*What the task asks:*
Copy every line from the records below that holds the word "pane".
# start of Input for this task
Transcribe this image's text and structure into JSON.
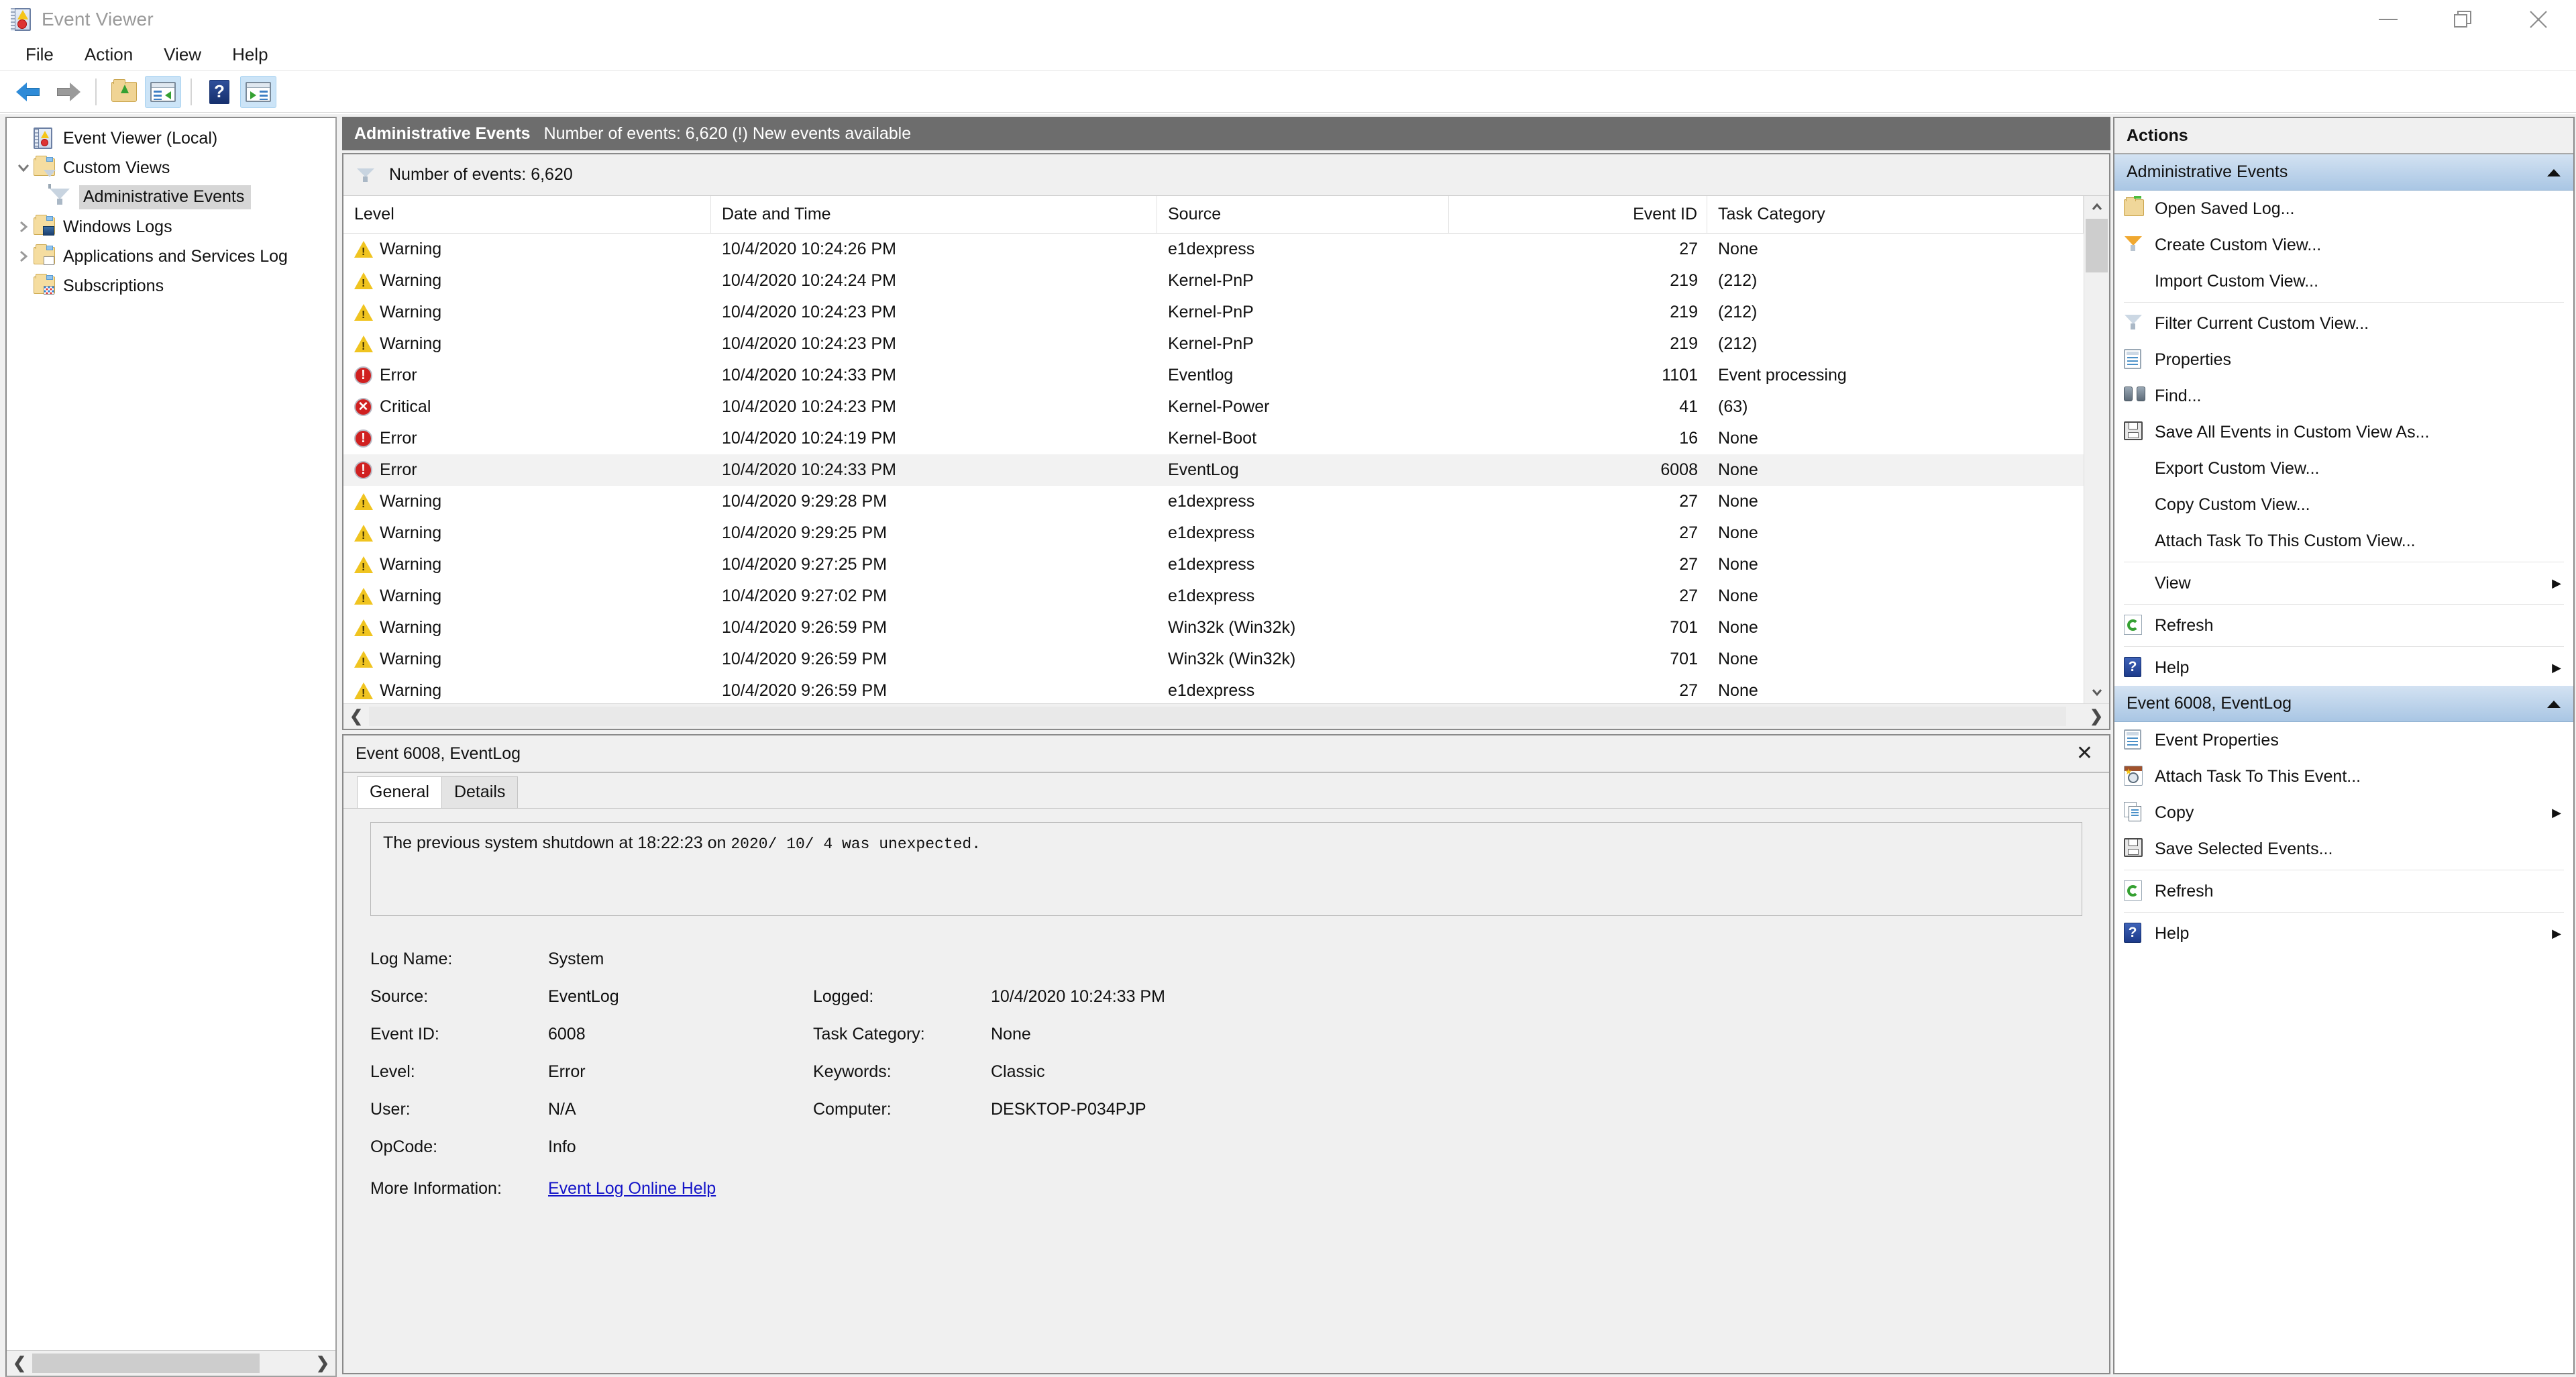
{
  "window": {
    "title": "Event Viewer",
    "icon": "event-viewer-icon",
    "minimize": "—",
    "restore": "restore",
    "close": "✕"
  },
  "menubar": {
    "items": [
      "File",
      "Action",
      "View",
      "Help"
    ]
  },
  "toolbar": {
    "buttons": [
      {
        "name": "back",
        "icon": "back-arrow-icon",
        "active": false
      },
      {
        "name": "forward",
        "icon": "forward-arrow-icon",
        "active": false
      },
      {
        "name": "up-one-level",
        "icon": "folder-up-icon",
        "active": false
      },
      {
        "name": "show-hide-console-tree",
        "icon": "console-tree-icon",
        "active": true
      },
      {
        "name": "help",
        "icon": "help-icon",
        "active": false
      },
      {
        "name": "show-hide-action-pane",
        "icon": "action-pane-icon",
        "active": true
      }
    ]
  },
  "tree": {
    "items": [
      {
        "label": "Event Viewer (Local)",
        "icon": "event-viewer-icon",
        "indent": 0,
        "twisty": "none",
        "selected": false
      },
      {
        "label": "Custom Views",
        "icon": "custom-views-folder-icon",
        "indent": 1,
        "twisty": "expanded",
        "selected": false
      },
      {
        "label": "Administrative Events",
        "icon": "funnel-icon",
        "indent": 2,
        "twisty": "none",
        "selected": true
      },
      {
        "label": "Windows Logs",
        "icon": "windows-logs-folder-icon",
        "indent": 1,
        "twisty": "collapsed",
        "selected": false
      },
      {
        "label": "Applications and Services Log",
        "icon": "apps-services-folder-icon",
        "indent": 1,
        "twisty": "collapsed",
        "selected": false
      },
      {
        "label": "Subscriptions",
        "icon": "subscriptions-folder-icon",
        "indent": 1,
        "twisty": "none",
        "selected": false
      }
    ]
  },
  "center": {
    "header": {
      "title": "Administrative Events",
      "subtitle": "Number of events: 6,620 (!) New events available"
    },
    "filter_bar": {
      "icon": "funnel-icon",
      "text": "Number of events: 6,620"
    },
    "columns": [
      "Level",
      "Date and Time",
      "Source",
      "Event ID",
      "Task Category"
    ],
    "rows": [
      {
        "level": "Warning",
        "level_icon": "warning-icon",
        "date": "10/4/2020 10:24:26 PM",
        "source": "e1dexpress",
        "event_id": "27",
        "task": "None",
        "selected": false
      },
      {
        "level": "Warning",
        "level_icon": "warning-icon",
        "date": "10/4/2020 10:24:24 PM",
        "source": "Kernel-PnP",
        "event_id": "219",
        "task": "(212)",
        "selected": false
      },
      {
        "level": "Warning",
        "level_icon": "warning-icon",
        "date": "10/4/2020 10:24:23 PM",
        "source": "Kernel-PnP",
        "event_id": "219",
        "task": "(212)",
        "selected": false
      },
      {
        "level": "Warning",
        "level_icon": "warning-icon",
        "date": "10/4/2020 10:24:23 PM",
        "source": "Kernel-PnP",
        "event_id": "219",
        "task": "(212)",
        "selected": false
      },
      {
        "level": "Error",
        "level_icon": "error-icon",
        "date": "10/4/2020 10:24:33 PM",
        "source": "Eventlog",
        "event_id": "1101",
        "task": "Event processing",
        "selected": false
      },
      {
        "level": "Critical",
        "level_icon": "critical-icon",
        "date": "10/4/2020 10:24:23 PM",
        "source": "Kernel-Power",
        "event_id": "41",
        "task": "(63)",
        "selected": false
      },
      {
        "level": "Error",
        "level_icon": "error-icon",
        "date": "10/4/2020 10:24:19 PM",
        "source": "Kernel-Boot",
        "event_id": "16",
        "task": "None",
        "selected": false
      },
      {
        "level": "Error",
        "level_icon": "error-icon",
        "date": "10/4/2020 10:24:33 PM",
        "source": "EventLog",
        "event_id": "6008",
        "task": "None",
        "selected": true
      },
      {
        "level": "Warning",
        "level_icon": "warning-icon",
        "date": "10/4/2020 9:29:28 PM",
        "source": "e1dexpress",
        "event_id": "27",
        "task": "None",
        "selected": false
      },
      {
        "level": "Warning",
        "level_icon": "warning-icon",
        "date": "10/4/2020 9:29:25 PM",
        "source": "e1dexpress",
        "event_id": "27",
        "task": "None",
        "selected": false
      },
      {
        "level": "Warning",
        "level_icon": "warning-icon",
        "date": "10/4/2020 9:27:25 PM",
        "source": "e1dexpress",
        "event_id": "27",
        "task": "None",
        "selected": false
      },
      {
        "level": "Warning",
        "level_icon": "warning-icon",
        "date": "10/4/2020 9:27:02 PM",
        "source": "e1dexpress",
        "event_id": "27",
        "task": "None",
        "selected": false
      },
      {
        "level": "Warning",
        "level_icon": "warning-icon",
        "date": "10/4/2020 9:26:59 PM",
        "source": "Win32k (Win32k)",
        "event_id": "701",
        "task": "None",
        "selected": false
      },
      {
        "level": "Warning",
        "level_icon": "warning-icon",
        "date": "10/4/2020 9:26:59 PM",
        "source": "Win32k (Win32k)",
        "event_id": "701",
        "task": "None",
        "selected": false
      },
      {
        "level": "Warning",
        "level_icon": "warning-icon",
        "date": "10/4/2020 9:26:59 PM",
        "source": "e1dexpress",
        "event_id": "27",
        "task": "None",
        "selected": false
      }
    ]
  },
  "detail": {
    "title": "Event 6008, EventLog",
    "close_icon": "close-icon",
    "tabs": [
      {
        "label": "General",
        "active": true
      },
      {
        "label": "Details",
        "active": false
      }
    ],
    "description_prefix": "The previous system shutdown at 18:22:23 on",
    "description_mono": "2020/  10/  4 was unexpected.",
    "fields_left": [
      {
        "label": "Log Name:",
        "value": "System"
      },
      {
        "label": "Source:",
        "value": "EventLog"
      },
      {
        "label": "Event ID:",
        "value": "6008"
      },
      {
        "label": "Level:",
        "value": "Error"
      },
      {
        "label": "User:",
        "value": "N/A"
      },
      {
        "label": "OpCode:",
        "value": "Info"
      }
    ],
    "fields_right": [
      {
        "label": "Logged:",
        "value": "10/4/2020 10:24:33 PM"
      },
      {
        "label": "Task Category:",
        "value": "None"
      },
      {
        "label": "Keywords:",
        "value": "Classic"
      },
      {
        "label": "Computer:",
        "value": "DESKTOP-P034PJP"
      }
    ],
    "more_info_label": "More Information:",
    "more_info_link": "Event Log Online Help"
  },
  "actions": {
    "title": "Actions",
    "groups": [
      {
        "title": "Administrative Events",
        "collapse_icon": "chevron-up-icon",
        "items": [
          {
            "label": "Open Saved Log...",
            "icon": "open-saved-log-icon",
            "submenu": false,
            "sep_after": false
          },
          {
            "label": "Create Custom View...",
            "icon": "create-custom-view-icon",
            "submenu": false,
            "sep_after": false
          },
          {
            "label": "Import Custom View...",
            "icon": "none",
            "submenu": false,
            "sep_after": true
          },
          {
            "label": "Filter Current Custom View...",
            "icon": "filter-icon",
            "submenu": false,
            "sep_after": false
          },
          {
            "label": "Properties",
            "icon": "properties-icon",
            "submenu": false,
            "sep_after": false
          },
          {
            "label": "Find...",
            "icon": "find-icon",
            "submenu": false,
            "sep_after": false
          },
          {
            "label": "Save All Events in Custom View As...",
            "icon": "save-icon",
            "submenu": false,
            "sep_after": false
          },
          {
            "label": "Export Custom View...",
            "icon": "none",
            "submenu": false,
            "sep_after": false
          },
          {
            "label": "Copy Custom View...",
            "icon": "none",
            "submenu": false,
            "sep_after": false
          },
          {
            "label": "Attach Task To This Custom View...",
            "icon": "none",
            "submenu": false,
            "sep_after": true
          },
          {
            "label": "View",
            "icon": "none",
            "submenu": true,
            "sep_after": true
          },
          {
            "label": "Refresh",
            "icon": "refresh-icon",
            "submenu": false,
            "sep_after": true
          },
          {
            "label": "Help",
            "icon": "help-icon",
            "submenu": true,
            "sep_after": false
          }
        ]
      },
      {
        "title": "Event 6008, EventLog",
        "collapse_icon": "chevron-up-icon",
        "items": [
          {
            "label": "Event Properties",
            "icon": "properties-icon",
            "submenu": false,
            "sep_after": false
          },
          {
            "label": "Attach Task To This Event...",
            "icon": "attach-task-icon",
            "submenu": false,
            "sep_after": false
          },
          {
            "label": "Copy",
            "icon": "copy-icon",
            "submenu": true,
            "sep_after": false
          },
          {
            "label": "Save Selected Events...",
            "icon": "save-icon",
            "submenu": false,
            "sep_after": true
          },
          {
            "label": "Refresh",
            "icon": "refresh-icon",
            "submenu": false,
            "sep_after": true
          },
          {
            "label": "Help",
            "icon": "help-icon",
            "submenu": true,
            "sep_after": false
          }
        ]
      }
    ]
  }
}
# end of Input for this task
# start of Input for this task
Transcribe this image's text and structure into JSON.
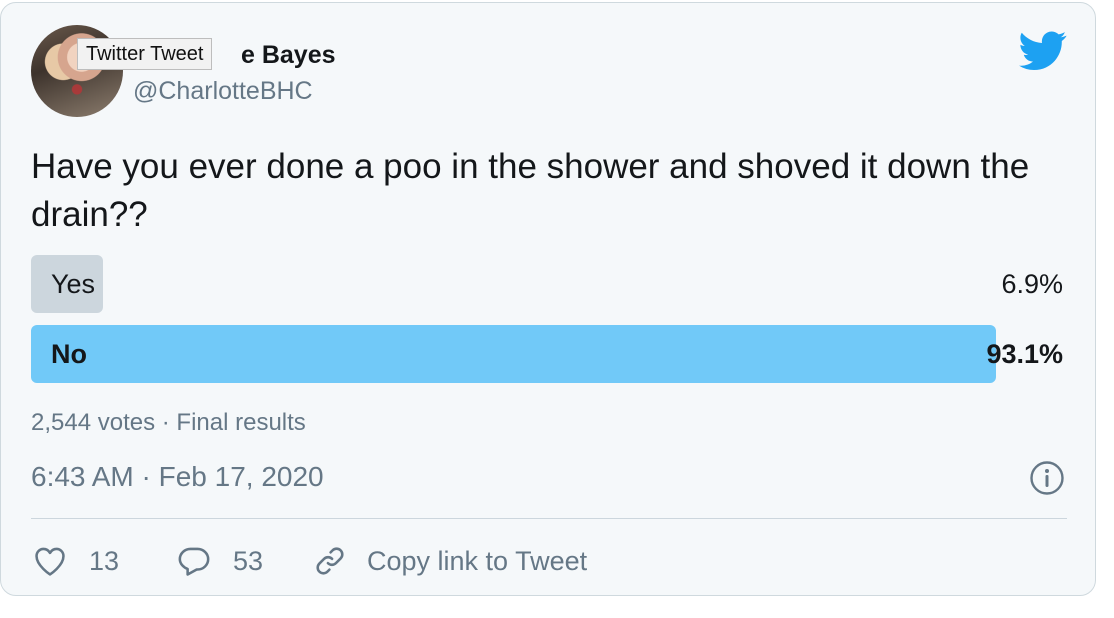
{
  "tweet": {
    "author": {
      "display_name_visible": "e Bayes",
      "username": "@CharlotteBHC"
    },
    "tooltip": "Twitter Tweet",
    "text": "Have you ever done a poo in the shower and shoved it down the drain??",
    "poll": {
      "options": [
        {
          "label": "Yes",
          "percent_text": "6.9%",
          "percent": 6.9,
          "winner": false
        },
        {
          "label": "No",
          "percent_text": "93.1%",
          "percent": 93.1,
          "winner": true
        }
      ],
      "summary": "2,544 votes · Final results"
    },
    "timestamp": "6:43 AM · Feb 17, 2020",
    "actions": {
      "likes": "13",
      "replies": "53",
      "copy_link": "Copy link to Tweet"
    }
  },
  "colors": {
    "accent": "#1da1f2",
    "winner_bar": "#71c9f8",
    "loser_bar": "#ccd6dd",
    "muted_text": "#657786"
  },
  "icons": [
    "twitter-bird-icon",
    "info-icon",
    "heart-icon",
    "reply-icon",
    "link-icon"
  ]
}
# end of Input for this task
# start of Input for this task
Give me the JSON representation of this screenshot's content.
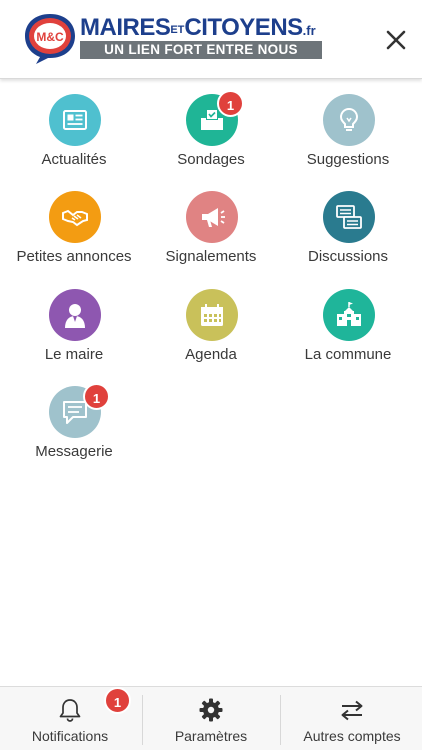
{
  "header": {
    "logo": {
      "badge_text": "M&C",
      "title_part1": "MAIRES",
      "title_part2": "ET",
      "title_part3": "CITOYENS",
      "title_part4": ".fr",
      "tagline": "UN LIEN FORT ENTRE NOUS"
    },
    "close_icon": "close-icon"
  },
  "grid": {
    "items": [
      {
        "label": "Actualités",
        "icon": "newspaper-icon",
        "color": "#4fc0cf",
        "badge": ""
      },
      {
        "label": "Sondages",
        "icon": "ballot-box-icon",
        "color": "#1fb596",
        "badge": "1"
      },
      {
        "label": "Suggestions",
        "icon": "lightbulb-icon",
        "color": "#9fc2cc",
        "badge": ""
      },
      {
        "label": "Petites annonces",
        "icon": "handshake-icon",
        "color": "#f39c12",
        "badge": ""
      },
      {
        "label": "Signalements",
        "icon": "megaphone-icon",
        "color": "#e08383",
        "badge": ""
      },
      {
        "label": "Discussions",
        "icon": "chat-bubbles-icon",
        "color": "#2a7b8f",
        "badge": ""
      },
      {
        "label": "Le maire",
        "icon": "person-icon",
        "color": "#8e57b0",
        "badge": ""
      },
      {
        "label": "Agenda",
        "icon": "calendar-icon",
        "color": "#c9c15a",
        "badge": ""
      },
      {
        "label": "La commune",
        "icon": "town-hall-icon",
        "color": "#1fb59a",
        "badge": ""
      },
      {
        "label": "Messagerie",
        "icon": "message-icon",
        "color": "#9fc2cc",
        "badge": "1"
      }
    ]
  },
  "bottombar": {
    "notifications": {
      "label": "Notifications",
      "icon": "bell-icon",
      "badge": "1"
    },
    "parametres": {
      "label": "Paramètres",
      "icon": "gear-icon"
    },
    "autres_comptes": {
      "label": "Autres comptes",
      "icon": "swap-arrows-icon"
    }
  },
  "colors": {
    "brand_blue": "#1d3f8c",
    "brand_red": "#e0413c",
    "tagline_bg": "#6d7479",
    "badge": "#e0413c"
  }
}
# end of Input for this task
*Output below:*
        "name": "show-hide-action-pane",
        "icon": "action-pane-icon",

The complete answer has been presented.